# Aim of the task:
Copy out every line that contains "سلالة".

━━━━━ Data records ━━━━━

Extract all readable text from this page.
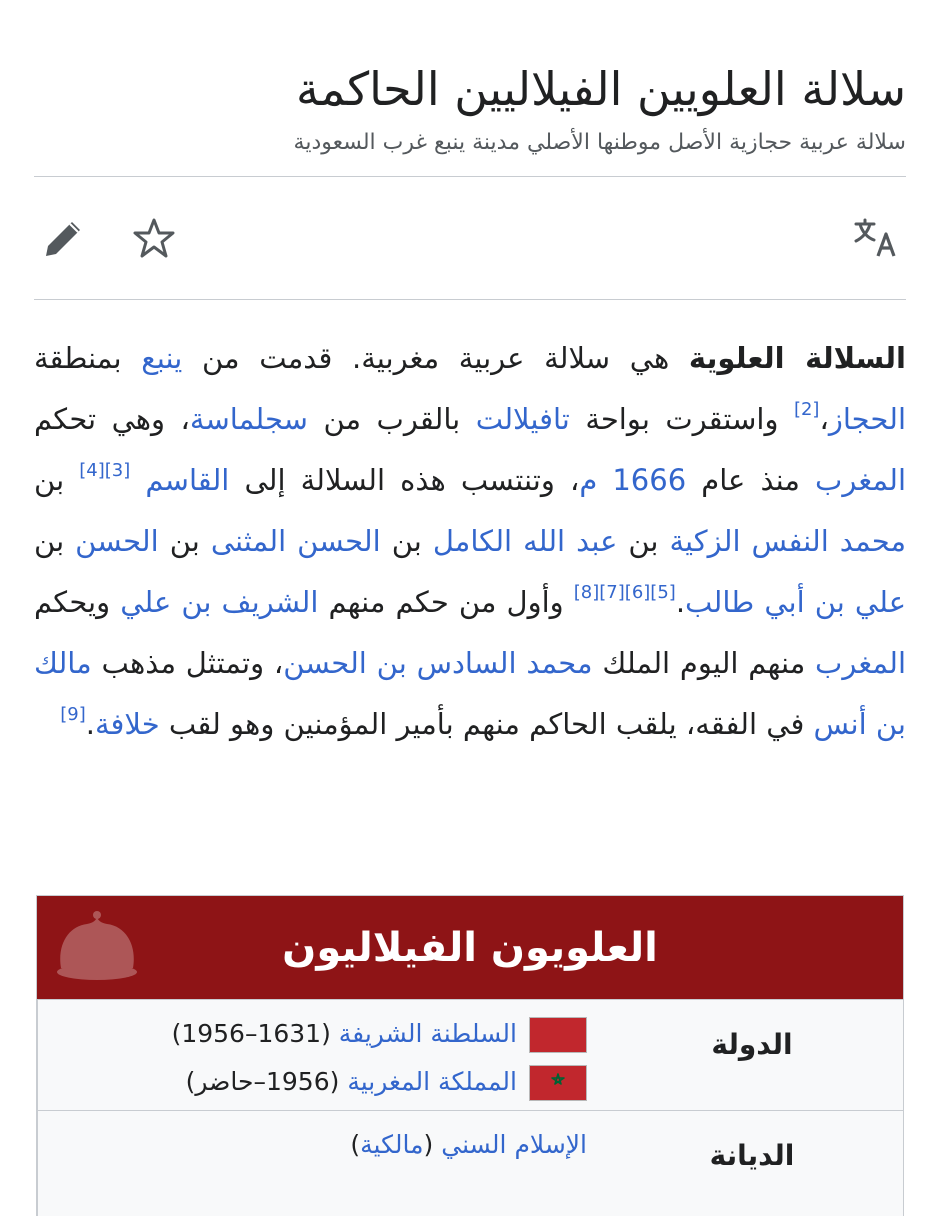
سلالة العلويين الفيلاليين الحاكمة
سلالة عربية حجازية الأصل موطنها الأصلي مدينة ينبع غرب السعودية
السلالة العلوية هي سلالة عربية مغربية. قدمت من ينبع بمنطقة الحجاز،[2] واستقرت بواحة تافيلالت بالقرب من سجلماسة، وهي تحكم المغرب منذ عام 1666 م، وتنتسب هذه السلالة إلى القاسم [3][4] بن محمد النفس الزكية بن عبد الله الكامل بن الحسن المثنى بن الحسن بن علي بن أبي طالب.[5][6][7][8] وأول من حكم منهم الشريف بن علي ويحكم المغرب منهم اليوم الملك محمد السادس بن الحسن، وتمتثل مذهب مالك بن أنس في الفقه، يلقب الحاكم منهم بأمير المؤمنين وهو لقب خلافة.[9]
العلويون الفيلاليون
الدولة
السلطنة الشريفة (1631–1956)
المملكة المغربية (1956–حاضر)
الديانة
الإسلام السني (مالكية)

━━━━━

# Solution to this exercise:
سلالة العلويين الفيلاليين الحاكمة
سلالة عربية حجازية الأصل موطنها الأصلي مدينة ينبع غرب السعودية
السلالة العلوية هي سلالة عربية مغربية. قدمت من ينبع بمنطقة الحجاز،[2] واستقرت بواحة تافيلالت بالقرب من سجلماسة، وهي تحكم المغرب منذ عام 1666 م، وتنتسب هذه السلالة إلى القاسم [3][4] بن محمد النفس الزكية بن عبد الله الكامل بن الحسن المثنى بن الحسن بن علي بن أبي طالب.[5][6][7][8] وأول من حكم منهم الشريف بن علي ويحكم المغرب منهم اليوم الملك محمد السادس بن الحسن، وتمتثل مذهب مالك بن أنس في الفقه، يلقب الحاكم منهم بأمير المؤمنين وهو لقب خلافة.[9]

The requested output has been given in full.